Set task
No images are to be carried over; print all other material exactly as it stands.

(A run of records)

□ □ □ □ □

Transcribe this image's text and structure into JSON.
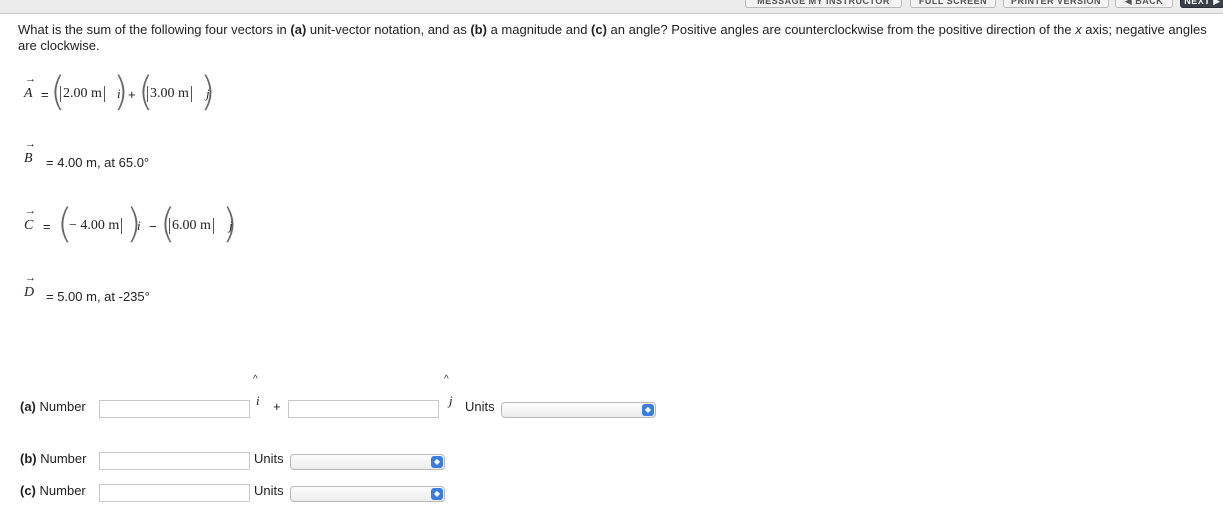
{
  "topbar": {
    "buttons": [
      {
        "label": "MESSAGE MY INSTRUCTOR"
      },
      {
        "label": "FULL SCREEN"
      },
      {
        "label": "PRINTER VERSION"
      },
      {
        "label": "◀ BACK"
      },
      {
        "label": "NEXT ▶"
      }
    ]
  },
  "question": {
    "part1": "What is the sum of the following four vectors in ",
    "a_tag": "(a)",
    "part2": " unit-vector notation, and as ",
    "b_tag": "(b)",
    "part3": " a magnitude and ",
    "c_tag": "(c)",
    "part4": " an angle? Positive angles are counterclockwise from the positive direction of the ",
    "x": "x",
    "part5": " axis; negative angles are clockwise."
  },
  "vectors": {
    "A": {
      "symbol": "A",
      "eq": "=",
      "x": "2.00 m",
      "op": "+",
      "y": "3.00 m",
      "i": "i",
      "j": "j"
    },
    "B": {
      "symbol": "B",
      "text": "= 4.00 m, at 65.0°"
    },
    "C": {
      "symbol": "C",
      "eq": "=",
      "x": "− 4.00 m",
      "op": "−",
      "y": "6.00 m",
      "i": "i",
      "j": "j"
    },
    "D": {
      "symbol": "D",
      "text": "= 5.00 m, at -235°"
    }
  },
  "answers": {
    "a": {
      "tag": "(a)",
      "label": "Number",
      "i": "i",
      "plus": "+",
      "j": "j",
      "units_label": "Units"
    },
    "b": {
      "tag": "(b)",
      "label": "Number",
      "units_label": "Units"
    },
    "c": {
      "tag": "(c)",
      "label": "Number",
      "units_label": "Units"
    }
  }
}
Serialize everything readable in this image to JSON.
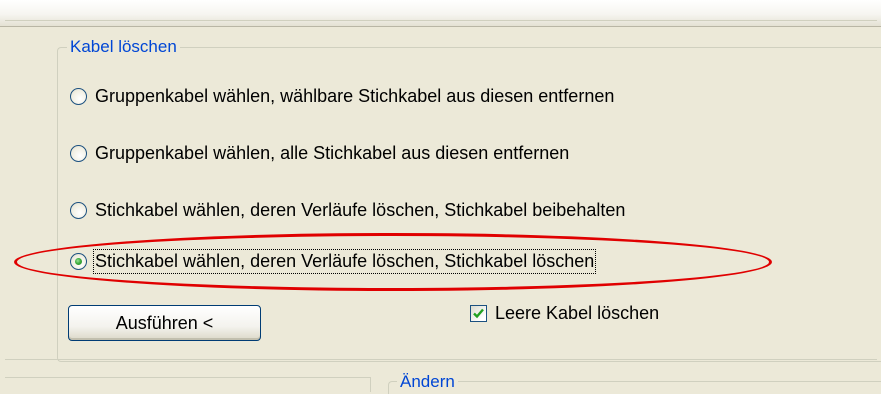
{
  "group": {
    "legend": "Kabel löschen"
  },
  "options": [
    {
      "label": "Gruppenkabel wählen, wählbare Stichkabel aus diesen entfernen",
      "checked": false
    },
    {
      "label": "Gruppenkabel wählen, alle Stichkabel aus diesen entfernen",
      "checked": false
    },
    {
      "label": "Stichkabel wählen, deren Verläufe löschen, Stichkabel beibehalten",
      "checked": false
    },
    {
      "label": "Stichkabel wählen, deren Verläufe löschen, Stichkabel löschen",
      "checked": true
    }
  ],
  "execute_button": {
    "label": "Ausführen <"
  },
  "empty_cables_checkbox": {
    "label": "Leere Kabel löschen",
    "checked": true
  },
  "bottom_group": {
    "legend": "Ändern"
  },
  "colors": {
    "legend_text": "#0046d5",
    "highlight_ellipse": "#e00000",
    "panel_background": "#ece9d8"
  }
}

□ □ □ □ □

Complete output
Transcribe this image's text and structure into JSON.
{
  "topbar": {
    "buttons": [
      {
        "label": "MESSAGE MY INSTRUCTOR"
      },
      {
        "label": "FULL SCREEN"
      },
      {
        "label": "PRINTER VERSION"
      },
      {
        "label": "◀ BACK"
      },
      {
        "label": "NEXT ▶"
      }
    ]
  },
  "question": {
    "part1": "What is the sum of the following four vectors in ",
    "a_tag": "(a)",
    "part2": " unit-vector notation, and as ",
    "b_tag": "(b)",
    "part3": " a magnitude and ",
    "c_tag": "(c)",
    "part4": " an angle? Positive angles are counterclockwise from the positive direction of the ",
    "x": "x",
    "part5": " axis; negative angles are clockwise."
  },
  "vectors": {
    "A": {
      "symbol": "A",
      "eq": "=",
      "x": "2.00 m",
      "op": "+",
      "y": "3.00 m",
      "i": "i",
      "j": "j"
    },
    "B": {
      "symbol": "B",
      "text": "= 4.00 m, at 65.0°"
    },
    "C": {
      "symbol": "C",
      "eq": "=",
      "x": "− 4.00 m",
      "op": "−",
      "y": "6.00 m",
      "i": "i",
      "j": "j"
    },
    "D": {
      "symbol": "D",
      "text": "= 5.00 m, at -235°"
    }
  },
  "answers": {
    "a": {
      "tag": "(a)",
      "label": "Number",
      "i": "i",
      "plus": "+",
      "j": "j",
      "units_label": "Units"
    },
    "b": {
      "tag": "(b)",
      "label": "Number",
      "units_label": "Units"
    },
    "c": {
      "tag": "(c)",
      "label": "Number",
      "units_label": "Units"
    }
  }
}
Serialize everything readable in this image to JSON.
{
  "group": {
    "legend": "Kabel löschen"
  },
  "options": [
    {
      "label": "Gruppenkabel wählen, wählbare Stichkabel aus diesen entfernen",
      "checked": false
    },
    {
      "label": "Gruppenkabel wählen, alle Stichkabel aus diesen entfernen",
      "checked": false
    },
    {
      "label": "Stichkabel wählen, deren Verläufe löschen, Stichkabel beibehalten",
      "checked": false
    },
    {
      "label": "Stichkabel wählen, deren Verläufe löschen, Stichkabel löschen",
      "checked": true
    }
  ],
  "execute_button": {
    "label": "Ausführen <"
  },
  "empty_cables_checkbox": {
    "label": "Leere Kabel löschen",
    "checked": true
  },
  "bottom_group": {
    "legend": "Ändern"
  },
  "colors": {
    "legend_text": "#0046d5",
    "highlight_ellipse": "#e00000",
    "panel_background": "#ece9d8"
  }
}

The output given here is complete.